** Data records **
(begin)

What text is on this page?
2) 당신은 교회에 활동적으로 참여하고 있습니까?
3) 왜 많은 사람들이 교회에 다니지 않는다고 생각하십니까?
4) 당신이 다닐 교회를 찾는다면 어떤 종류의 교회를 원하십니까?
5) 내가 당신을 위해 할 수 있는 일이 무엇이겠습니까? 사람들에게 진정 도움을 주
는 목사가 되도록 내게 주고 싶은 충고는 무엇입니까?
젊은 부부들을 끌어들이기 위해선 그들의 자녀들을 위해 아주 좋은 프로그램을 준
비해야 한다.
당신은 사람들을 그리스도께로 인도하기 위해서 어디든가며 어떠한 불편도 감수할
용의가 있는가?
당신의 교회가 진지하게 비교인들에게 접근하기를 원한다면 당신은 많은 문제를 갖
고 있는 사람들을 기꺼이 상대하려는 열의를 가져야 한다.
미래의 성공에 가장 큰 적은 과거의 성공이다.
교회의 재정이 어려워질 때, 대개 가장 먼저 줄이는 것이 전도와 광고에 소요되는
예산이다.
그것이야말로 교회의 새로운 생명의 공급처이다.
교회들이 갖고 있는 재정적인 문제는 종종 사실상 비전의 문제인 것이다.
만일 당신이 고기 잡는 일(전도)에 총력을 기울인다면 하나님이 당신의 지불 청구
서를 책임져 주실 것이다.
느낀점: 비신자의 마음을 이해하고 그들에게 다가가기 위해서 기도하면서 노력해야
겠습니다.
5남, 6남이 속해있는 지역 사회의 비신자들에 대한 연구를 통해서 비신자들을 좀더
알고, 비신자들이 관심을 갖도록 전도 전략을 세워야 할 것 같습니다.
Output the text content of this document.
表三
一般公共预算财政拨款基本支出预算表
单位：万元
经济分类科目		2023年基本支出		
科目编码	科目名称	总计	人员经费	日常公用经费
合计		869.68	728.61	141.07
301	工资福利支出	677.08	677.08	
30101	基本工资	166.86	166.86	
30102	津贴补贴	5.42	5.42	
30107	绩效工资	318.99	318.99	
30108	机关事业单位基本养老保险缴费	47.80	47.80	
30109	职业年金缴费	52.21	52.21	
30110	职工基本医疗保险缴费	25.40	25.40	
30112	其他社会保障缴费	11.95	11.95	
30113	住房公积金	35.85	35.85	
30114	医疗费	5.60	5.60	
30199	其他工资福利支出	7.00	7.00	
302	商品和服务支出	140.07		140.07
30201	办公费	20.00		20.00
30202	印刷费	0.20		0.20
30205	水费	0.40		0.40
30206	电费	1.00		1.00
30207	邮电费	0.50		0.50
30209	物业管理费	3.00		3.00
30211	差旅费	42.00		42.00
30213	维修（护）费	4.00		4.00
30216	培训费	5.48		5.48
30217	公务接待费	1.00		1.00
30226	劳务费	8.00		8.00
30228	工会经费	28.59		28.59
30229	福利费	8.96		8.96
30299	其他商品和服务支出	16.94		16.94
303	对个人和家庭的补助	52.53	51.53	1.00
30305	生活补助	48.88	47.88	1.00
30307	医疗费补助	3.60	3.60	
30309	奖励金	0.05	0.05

(end)

Look through the data and gather every line with the string "this" in it.

What text is on this page?
Output the text content of this document.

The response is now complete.